What to work on: Can you find the lines of the listing that include "image" and copy every one?

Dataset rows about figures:
* START *

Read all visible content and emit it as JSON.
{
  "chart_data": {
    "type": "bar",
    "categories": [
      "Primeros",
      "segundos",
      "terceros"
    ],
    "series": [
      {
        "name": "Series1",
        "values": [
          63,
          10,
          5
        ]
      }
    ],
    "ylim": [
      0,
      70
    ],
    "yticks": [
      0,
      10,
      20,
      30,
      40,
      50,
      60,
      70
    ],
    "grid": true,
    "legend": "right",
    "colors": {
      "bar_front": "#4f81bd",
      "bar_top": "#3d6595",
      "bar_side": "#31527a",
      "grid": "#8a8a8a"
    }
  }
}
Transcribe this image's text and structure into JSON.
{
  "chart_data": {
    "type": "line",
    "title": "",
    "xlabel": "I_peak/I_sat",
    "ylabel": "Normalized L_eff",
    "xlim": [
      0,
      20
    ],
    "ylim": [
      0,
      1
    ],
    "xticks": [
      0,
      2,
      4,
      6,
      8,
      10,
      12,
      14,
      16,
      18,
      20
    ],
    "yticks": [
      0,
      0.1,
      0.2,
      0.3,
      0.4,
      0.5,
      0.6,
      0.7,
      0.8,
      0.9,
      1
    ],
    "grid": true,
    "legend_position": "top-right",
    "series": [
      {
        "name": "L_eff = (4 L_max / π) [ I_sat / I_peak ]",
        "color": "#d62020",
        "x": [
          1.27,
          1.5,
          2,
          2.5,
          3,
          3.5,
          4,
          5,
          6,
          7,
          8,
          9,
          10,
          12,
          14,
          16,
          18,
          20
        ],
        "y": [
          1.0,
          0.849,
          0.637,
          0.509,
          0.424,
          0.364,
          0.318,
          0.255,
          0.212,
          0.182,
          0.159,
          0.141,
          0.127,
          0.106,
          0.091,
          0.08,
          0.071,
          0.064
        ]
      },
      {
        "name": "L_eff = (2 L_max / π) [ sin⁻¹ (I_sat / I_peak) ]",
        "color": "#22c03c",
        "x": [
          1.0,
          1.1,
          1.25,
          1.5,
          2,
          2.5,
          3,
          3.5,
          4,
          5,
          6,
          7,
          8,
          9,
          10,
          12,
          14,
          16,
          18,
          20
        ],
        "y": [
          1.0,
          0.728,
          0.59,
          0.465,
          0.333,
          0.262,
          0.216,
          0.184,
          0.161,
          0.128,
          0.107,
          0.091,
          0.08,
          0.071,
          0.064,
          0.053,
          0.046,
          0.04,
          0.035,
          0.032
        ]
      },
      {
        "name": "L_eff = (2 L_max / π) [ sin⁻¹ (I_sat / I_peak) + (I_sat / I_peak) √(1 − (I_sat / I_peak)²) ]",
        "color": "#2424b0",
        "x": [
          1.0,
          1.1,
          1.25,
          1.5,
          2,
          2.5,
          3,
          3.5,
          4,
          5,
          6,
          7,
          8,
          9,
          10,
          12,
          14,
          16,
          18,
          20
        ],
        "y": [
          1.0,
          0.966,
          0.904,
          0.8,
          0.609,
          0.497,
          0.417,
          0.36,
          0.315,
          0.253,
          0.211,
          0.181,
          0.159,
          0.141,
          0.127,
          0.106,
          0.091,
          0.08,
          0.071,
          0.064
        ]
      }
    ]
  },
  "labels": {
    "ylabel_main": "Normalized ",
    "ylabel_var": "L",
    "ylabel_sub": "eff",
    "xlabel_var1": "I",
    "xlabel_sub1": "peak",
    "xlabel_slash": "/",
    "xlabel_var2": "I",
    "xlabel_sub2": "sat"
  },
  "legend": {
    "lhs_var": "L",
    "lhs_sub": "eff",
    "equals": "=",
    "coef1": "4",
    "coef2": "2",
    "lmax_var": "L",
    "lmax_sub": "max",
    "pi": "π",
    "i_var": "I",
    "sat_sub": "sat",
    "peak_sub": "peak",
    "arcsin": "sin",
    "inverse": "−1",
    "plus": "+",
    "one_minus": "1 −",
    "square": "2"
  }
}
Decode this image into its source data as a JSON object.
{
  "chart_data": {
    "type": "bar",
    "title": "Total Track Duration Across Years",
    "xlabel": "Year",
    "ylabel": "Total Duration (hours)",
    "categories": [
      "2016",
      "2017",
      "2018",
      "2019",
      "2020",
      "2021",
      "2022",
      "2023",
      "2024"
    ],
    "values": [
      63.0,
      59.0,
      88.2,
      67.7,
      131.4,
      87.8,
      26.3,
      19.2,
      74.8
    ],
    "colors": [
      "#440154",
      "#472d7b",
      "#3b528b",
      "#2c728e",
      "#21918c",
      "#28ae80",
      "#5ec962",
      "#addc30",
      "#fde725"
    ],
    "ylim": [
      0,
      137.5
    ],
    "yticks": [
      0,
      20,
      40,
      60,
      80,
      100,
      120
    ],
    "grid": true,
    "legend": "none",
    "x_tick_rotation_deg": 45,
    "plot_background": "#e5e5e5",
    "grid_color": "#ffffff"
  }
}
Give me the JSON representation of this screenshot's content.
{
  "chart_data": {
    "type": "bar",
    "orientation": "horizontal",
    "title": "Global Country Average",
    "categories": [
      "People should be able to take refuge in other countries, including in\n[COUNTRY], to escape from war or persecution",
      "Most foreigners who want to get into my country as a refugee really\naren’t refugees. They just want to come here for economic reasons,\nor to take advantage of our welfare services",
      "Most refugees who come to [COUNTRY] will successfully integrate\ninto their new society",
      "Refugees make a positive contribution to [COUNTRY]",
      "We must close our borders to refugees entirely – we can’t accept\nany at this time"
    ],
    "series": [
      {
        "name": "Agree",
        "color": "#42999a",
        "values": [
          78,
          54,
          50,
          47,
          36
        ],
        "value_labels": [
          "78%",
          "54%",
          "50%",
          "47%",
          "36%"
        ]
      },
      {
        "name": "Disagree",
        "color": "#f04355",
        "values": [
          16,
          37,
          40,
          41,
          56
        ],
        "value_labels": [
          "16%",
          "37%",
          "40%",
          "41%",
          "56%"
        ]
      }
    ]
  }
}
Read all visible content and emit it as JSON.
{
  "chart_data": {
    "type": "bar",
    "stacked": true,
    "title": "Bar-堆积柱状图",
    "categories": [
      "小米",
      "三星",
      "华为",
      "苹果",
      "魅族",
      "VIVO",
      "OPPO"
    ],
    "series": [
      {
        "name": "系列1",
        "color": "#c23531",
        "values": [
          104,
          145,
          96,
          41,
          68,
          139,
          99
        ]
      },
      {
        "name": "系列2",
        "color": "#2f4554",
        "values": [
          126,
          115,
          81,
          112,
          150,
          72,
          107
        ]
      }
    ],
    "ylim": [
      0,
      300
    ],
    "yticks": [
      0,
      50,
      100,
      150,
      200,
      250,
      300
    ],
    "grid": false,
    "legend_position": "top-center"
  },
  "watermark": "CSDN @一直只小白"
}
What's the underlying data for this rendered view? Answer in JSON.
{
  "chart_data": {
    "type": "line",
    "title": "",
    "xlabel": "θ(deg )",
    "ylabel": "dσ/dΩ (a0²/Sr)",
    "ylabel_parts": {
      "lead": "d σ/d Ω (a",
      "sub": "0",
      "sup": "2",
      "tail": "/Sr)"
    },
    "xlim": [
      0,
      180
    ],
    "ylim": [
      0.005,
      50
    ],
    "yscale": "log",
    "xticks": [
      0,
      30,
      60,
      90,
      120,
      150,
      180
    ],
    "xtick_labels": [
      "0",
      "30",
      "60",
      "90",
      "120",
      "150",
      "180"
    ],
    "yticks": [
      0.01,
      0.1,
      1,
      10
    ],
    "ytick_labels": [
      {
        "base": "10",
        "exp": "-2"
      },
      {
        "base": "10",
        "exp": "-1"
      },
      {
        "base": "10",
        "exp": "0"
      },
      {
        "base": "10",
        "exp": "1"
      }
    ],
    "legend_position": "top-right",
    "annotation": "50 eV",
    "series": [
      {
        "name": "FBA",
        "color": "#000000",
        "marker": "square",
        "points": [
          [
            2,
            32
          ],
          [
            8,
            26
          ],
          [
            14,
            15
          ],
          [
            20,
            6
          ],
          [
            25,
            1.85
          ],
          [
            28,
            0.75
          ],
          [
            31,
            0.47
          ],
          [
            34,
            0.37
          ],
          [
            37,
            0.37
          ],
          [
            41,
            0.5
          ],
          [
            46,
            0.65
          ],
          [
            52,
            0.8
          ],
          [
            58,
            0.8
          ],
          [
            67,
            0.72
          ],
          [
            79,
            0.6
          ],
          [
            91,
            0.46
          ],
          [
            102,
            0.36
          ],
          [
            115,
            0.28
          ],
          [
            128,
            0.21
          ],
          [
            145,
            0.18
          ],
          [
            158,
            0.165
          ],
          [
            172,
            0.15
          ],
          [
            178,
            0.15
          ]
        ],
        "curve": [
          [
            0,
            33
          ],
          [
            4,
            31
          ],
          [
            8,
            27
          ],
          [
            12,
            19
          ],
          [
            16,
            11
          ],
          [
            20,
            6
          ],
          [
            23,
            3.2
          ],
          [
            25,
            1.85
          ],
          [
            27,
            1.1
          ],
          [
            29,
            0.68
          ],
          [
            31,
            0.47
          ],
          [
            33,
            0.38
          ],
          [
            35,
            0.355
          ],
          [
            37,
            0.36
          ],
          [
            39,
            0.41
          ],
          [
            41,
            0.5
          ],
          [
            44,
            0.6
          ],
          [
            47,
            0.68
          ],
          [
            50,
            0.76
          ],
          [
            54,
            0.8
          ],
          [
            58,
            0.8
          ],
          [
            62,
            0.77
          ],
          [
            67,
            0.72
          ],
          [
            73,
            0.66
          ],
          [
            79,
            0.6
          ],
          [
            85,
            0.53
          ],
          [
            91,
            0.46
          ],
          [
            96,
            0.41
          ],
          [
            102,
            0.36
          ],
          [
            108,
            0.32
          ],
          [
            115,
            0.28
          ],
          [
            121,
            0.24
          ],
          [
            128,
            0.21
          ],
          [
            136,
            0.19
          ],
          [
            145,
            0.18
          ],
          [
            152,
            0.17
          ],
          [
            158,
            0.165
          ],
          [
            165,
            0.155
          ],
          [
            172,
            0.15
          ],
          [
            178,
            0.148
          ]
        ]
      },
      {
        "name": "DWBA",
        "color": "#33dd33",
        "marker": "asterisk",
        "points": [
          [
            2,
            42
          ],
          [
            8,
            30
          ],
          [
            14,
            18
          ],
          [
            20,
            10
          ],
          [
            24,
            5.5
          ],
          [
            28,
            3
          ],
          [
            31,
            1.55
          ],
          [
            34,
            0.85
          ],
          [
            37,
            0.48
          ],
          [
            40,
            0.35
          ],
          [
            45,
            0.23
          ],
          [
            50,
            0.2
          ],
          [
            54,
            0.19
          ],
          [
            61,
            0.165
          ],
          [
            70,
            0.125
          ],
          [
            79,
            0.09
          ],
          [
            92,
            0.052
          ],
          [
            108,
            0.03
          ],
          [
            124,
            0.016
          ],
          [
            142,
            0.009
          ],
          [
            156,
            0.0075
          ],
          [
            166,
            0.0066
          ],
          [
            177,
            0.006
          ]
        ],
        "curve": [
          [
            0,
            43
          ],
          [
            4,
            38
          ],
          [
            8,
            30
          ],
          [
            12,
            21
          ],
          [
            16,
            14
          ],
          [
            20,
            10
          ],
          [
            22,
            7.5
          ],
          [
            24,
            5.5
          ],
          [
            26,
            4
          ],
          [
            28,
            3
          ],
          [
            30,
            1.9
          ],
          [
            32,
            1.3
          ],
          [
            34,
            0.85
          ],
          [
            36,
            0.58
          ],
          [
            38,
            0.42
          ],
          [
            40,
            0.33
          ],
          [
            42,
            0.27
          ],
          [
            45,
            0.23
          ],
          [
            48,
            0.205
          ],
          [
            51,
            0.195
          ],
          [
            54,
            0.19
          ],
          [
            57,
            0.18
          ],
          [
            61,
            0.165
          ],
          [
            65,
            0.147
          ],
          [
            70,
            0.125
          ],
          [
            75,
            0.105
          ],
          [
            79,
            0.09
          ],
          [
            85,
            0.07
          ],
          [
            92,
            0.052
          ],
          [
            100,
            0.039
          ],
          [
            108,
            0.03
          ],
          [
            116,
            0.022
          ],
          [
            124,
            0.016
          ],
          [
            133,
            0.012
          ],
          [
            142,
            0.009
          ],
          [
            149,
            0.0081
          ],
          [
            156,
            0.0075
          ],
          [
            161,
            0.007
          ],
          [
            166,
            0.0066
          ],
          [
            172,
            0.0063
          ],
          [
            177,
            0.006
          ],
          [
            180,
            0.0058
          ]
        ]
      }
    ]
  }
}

* END *

Finished exercise:
Transcribe this image's text and structure into JSON.
Decode this image into its source data as a JSON object.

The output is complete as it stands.